● **EXERCISE DESCRIPTION**:
Find the word "this" in the records below. List each line containing it.
---------------
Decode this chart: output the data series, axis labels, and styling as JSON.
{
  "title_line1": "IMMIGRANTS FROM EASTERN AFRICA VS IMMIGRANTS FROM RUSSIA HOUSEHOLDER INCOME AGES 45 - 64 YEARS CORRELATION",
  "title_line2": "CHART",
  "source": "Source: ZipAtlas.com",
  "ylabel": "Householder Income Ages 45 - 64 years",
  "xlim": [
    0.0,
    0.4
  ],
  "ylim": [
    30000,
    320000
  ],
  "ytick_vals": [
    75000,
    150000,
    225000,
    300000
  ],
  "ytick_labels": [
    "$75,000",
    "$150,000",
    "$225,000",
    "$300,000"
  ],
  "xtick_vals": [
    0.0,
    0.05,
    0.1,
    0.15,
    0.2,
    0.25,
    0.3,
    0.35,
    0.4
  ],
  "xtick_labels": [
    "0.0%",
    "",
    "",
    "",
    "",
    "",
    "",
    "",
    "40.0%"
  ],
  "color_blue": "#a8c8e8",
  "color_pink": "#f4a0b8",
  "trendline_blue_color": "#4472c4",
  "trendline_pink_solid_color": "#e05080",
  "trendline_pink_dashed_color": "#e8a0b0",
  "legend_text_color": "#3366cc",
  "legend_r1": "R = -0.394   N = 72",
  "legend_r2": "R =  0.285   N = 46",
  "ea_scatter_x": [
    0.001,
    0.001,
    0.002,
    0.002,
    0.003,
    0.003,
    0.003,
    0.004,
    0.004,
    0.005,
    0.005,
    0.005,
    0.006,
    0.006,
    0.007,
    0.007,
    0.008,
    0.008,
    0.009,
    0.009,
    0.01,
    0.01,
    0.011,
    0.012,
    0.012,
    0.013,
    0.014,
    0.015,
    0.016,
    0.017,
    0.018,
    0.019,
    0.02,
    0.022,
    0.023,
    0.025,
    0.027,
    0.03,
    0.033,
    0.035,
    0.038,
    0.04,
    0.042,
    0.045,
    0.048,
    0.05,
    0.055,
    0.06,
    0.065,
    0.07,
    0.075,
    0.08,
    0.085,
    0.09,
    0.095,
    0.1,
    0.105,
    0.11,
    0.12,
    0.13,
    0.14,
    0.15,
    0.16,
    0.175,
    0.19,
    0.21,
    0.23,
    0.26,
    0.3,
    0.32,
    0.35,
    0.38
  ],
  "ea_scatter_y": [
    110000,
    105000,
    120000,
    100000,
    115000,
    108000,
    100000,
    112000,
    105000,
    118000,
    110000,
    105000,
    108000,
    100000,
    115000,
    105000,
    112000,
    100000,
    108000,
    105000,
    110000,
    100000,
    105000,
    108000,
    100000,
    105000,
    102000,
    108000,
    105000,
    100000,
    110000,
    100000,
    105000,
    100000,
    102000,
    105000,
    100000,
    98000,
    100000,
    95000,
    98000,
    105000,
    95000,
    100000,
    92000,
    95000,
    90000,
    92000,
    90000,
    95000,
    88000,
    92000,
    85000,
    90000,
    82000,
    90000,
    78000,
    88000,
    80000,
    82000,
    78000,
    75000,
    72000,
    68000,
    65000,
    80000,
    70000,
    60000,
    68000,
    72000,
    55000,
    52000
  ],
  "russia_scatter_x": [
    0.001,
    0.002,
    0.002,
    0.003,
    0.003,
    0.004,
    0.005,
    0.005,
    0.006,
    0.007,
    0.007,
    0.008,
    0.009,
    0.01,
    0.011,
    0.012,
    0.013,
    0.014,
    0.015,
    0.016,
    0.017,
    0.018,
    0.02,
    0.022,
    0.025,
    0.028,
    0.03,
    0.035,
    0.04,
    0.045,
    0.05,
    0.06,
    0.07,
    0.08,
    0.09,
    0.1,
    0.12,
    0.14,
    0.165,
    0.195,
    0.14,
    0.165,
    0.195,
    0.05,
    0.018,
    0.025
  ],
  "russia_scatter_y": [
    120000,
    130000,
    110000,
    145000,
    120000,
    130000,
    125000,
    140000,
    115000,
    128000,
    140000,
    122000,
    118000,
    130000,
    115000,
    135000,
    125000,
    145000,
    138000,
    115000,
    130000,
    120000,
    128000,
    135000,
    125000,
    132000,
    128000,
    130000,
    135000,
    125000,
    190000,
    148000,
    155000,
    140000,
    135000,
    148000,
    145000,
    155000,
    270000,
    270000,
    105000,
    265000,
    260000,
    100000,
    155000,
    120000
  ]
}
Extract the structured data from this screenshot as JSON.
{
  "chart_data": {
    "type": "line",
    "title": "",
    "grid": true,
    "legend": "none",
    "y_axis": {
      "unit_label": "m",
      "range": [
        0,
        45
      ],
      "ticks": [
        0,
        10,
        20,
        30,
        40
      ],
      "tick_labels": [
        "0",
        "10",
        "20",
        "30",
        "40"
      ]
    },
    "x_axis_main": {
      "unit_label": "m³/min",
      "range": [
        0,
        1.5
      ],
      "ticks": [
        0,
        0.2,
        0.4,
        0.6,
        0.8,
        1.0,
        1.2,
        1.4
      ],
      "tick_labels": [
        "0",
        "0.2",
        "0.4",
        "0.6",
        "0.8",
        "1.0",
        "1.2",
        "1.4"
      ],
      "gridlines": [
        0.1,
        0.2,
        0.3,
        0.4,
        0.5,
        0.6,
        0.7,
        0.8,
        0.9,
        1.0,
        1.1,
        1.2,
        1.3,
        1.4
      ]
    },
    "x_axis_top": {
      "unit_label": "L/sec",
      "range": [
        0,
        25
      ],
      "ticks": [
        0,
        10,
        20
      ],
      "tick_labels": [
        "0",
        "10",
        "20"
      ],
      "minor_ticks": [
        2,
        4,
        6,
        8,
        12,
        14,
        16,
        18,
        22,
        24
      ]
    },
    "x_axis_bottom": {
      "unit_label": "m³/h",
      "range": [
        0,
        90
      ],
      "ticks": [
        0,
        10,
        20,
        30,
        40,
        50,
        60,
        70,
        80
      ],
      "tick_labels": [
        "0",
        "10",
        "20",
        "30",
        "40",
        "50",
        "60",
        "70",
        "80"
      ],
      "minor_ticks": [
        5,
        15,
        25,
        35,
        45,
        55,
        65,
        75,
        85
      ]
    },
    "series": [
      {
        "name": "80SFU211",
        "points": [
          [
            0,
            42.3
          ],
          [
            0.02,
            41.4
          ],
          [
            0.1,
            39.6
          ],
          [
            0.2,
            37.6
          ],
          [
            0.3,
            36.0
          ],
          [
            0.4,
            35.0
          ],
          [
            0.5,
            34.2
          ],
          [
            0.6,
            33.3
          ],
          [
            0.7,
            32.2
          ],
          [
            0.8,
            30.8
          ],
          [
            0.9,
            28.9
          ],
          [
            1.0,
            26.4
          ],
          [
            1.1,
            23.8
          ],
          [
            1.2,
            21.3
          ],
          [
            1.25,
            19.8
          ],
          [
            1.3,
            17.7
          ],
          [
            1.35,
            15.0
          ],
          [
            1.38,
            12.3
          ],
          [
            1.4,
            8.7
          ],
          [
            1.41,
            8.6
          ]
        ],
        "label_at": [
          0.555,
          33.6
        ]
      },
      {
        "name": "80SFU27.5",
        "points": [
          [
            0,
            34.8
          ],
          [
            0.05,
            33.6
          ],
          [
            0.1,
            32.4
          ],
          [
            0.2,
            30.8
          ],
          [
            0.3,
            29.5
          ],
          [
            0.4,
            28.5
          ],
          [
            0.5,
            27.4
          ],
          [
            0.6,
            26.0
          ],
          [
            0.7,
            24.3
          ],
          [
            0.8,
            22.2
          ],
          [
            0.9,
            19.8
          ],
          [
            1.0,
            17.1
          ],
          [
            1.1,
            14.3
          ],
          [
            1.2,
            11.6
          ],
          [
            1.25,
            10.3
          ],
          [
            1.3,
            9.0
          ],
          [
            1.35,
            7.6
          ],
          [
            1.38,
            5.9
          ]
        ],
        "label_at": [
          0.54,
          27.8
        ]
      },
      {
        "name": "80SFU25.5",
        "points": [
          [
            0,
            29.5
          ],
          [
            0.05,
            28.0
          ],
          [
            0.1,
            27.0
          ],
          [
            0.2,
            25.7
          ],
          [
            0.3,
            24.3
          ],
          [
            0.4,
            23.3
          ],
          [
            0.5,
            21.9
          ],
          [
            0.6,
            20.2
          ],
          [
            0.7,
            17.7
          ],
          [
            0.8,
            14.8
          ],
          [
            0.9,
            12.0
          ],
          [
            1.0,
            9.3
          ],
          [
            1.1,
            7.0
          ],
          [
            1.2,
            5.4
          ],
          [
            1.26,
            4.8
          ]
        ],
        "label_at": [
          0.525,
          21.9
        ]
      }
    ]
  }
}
---------------
● **RESULT OF THE EXERCISE**:
Decode this chart: output the data series, axis labels, and styling as JSON.
Extract the structured data from this screenshot as JSON.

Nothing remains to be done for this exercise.